AIM 1 → According to the OSINT article, what makes Certificate Transparency logs useful for identifying subdomains?
AIM 2 → From the OSINT article, write out the stretch from "Public Facing Assets: Domains, subdomains, IP" through "GitHub, GitLab, etc." again, switching "GitHub" to "Bitbucket".
AIM 3 → Condense the paragraph of the OSINT article that begins "OSINT is the core of Passive Reconnaissance" into one shorter sentence that keeps its main facts.

QUOTED PASSAGE →
Open Source Intelligence (OSINT)

Posted Oct 3, 2025

By Hyoeun Choi

14 min read

Technical Deep Dive into OSINT and Dual-Perspective Strategies

OSINT (Open Source Intelligence) refers to the process of collecting data from public sources and analyzing it to transform it into actionable intelligence. It distinguishes itself from simple information searching by analyzing correlations between collected data points to derive insights. From a cybersecurity perspective, OSINT is an essential methodology for identifying attack surfaces or detecting potential threats early.

Core Mechanisms of OSINT

OSINT is the core of Passive Reconnaissance. Since it gathers information without sending direct packets to the target system, it allows for mapping the attack surface without leaving records in IDS/IPS or firewall logs.

Data collection occurs primarily across the following layers:

Public Facing Assets: Domains, subdomains, IP ranges, SSL/TLS certificates
Social Media & Professional Networks: Understanding organizational structure and technology stacks via LinkedIn, Twitter, etc.
Code Repositories: Credentials or internal code accidentally uploaded to GitHub, GitLab, etc.
Technical Data: Port, service, and banner information via Shodan, Censys, etc.

Utilization from an Attacker’s (Red Team) Perspective

For Red Teams or penetration testing experts, OSINT is the area where the most time should be allocated during the reconnaissance phase of the Kill Chain.

1. Infrastructure Mapping and Subdomain Enumeration

Attackers look for development servers, staging servers, or forgotten legacy systems that are less secure than the main website. Utilizing Certificate Transparency (CT) logs is effective for this. Since CT logs record all issued SSL certificates, subdomains like dev.target.com can be identified immediately.

2. Technology Stack Identification

By analyzing job postings or developers’ LinkedIn profiles, attackers identify the specific technology stack used by the target company (e.g., React, Django version, use of specific WAFs). This increases the accuracy of exploit selection later on.

3. Credential Harvesting

Attackers search for emails and password hashes collected from past data breaches to assess the feasibility of Credential Stuffing attacks.

Utilization from a Defender’s (Blue Team) Perspective

For Blue Teams and security engineers, OSINT is a means of asset management and threat detection.

(Dataset records)
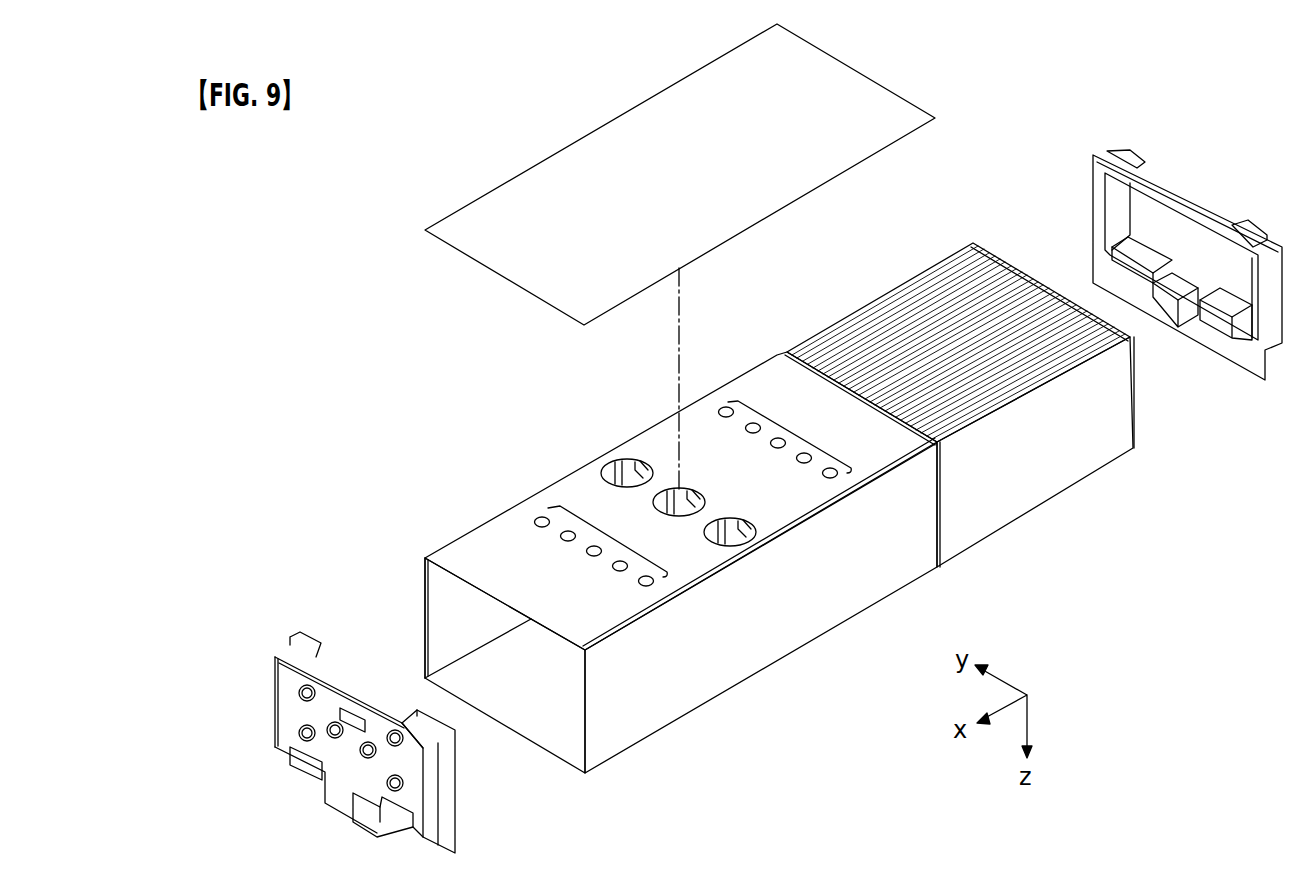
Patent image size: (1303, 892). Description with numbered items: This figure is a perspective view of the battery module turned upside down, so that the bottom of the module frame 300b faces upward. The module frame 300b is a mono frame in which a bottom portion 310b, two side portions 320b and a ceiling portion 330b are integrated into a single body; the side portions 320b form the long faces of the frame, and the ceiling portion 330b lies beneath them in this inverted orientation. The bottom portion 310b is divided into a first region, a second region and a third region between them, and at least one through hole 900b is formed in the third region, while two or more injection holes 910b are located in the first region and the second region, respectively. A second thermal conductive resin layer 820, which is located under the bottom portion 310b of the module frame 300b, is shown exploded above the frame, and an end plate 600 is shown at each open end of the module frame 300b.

The second thermal conductive resin layer 820 is at (490, 213).
The end plate 600 is at (283, 712).
The module frame 300b is at (735, 539).
The bottom portion 310b is at (668, 473).
The side portions 320b is at (447, 602).
The ceiling portion 330b is at (548, 728).
The through hole 900b is at (627, 459).
The injection holes 910b is at (620, 537).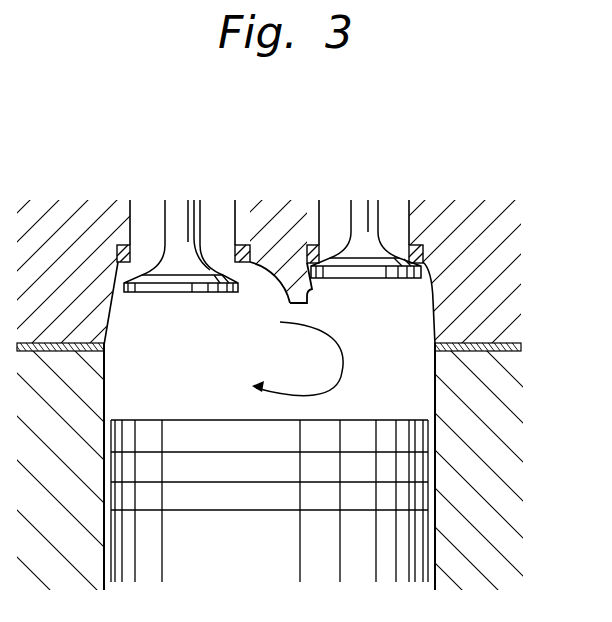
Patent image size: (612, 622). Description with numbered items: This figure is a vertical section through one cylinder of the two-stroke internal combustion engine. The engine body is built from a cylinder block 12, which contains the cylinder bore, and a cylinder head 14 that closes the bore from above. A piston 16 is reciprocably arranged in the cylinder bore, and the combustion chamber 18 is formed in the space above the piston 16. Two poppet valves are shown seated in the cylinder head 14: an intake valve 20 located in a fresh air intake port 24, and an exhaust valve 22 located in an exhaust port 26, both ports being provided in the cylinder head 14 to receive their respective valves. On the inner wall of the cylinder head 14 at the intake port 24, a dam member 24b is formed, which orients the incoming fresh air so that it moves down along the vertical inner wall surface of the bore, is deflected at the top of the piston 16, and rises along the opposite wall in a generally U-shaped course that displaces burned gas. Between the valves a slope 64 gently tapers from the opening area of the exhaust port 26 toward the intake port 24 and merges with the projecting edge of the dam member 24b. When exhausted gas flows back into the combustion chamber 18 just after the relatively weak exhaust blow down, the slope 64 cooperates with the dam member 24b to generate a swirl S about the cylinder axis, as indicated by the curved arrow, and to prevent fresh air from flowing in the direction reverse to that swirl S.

The cylinder block 12 is at (503, 488).
The cylinder head 14 is at (508, 265).
The piston 16 is at (405, 563).
The combustion chamber 18 is at (427, 402).
The intake valve 20 is at (383, 223).
The exhaust valve 22 is at (170, 249).
The fresh air intake port 24 is at (399, 225).
The dam member 24b is at (314, 299).
The exhaust port 26 is at (147, 213).
The slope 64 is at (268, 272).
The swirl S is at (297, 359).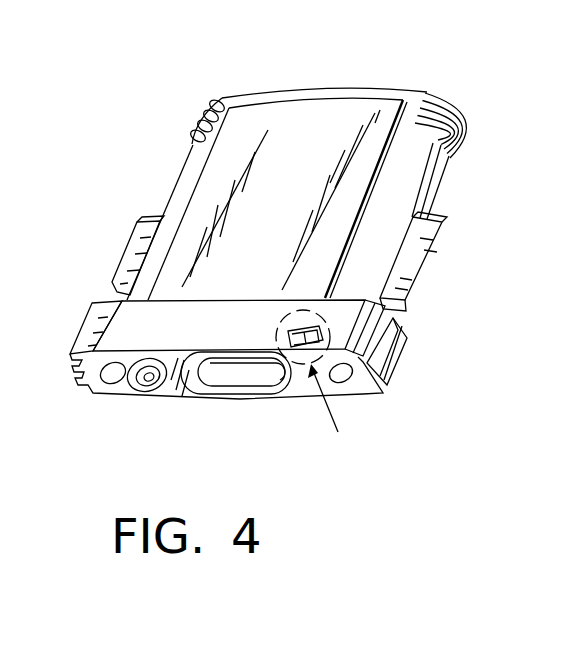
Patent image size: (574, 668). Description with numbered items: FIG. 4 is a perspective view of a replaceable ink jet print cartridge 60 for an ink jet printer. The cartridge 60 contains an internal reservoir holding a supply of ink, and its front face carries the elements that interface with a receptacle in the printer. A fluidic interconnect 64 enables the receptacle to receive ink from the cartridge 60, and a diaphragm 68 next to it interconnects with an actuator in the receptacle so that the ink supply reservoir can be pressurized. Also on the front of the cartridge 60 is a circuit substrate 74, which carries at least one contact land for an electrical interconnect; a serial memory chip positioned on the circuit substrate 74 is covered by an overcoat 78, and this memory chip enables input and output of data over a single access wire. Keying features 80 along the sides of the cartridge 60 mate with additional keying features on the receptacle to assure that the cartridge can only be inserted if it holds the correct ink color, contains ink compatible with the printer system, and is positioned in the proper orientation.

The ink jet print cartridge 60 is at (287, 80).
The fluidic interconnect 64 is at (141, 389).
The diaphragm 68 is at (237, 378).
The circuit substrate 74 is at (288, 333).
The overcoat 78 is at (324, 330).
The keying features 80 is at (92, 323).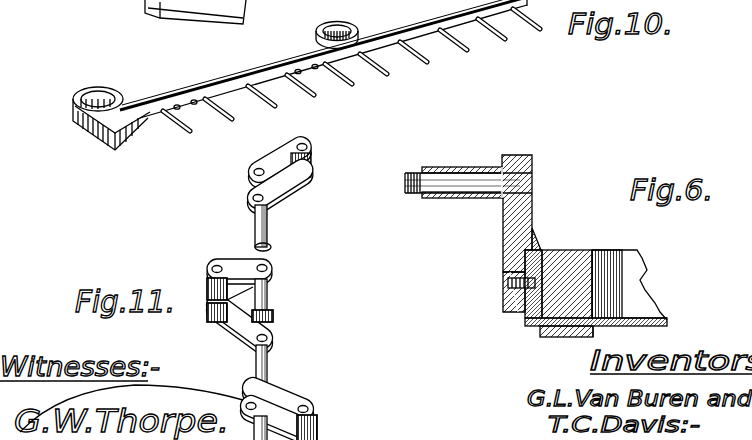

WRITTEN REPLY 1 → CT logs record all issued SSL certificates, so subdomains like dev.target.com can be identified immediately.

WRITTEN REPLY 2 →
Public Facing Assets: Domains, subdomains, IP ranges, SSL/TLS certificates
Social Media & Professional Networks: Understanding organizational structure and technology stacks via LinkedIn, Twitter, etc.
Code Repositories: Credentials or internal code accidentally uploaded to Bitbucket, GitLab, etc.

WRITTEN REPLY 3 → As the core of Passive Reconnaissance, OSINT maps the attack surface without sending packets to the target, so it leaves no records in IDS/IPS or firewall logs.